Set task.
Produce the listing below again, exactly as shown.

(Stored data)
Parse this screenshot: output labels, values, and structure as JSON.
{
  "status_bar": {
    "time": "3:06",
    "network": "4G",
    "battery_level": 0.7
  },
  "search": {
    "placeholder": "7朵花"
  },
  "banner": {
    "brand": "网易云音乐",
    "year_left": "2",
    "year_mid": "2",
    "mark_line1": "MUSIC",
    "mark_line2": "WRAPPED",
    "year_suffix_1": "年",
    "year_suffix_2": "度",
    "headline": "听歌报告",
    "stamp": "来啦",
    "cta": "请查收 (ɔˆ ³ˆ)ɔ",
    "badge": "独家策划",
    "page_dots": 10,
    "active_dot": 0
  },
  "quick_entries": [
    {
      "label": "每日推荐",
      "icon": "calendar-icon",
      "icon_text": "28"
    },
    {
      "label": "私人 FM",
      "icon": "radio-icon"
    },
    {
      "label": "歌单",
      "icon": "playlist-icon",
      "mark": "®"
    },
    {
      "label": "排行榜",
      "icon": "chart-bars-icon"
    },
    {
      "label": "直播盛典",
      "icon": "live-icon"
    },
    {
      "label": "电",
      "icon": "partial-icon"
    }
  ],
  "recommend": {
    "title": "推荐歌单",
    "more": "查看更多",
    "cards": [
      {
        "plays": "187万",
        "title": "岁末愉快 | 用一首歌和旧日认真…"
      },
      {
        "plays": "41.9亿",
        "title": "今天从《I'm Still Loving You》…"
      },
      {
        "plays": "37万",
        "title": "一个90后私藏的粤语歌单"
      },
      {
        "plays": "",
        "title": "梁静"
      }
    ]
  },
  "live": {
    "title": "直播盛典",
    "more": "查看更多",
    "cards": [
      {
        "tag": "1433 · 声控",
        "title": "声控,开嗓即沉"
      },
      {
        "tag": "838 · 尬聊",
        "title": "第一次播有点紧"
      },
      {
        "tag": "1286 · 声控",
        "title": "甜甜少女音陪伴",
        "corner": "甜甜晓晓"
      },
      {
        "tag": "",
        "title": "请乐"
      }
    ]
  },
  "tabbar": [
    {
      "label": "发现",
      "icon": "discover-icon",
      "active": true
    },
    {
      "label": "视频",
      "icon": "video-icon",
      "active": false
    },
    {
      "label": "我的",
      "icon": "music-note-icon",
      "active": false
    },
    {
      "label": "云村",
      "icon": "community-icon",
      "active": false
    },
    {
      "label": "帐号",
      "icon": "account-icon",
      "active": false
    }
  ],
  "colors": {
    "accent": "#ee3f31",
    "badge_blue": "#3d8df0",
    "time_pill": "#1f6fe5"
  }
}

Solved exercise.
Parse this screenshot: output labels, values, and structure as JSON.
{
  "status_bar": {
    "time": "3:06",
    "network": "4G",
    "battery_level": 0.7
  },
  "search": {
    "placeholder": "7朵花"
  },
  "banner": {
    "brand": "网易云音乐",
    "year_left": "2",
    "year_mid": "2",
    "mark_line1": "MUSIC",
    "mark_line2": "WRAPPED",
    "year_suffix_1": "年",
    "year_suffix_2": "度",
    "headline": "听歌报告",
    "stamp": "来啦",
    "cta": "请查收 (ɔˆ ³ˆ)ɔ",
    "badge": "独家策划",
    "page_dots": 10,
    "active_dot": 0
  },
  "quick_entries": [
    {
      "label": "每日推荐",
      "icon": "calendar-icon",
      "icon_text": "28"
    },
    {
      "label": "私人 FM",
      "icon": "radio-icon"
    },
    {
      "label": "歌单",
      "icon": "playlist-icon",
      "mark": "®"
    },
    {
      "label": "排行榜",
      "icon": "chart-bars-icon"
    },
    {
      "label": "直播盛典",
      "icon": "live-icon"
    },
    {
      "label": "电",
      "icon": "partial-icon"
    }
  ],
  "recommend": {
    "title": "推荐歌单",
    "more": "查看更多",
    "cards": [
      {
        "plays": "187万",
        "title": "岁末愉快 | 用一首歌和旧日认真…"
      },
      {
        "plays": "41.9亿",
        "title": "今天从《I'm Still Loving You》…"
      },
      {
        "plays": "37万",
        "title": "一个90后私藏的粤语歌单"
      },
      {
        "plays": "",
        "title": "梁静"
      }
    ]
  },
  "live": {
    "title": "直播盛典",
    "more": "查看更多",
    "cards": [
      {
        "tag": "1433 · 声控",
        "title": "声控,开嗓即沉"
      },
      {
        "tag": "838 · 尬聊",
        "title": "第一次播有点紧"
      },
      {
        "tag": "1286 · 声控",
        "title": "甜甜少女音陪伴",
        "corner": "甜甜晓晓"
      },
      {
        "tag": "",
        "title": "请乐"
      }
    ]
  },
  "tabbar": [
    {
      "label": "发现",
      "icon": "discover-icon",
      "active": true
    },
    {
      "label": "视频",
      "icon": "video-icon",
      "active": false
    },
    {
      "label": "我的",
      "icon": "music-note-icon",
      "active": false
    },
    {
      "label": "云村",
      "icon": "community-icon",
      "active": false
    },
    {
      "label": "帐号",
      "icon": "account-icon",
      "active": false
    }
  ],
  "colors": {
    "accent": "#ee3f31",
    "badge_blue": "#3d8df0",
    "time_pill": "#1f6fe5"
  }
}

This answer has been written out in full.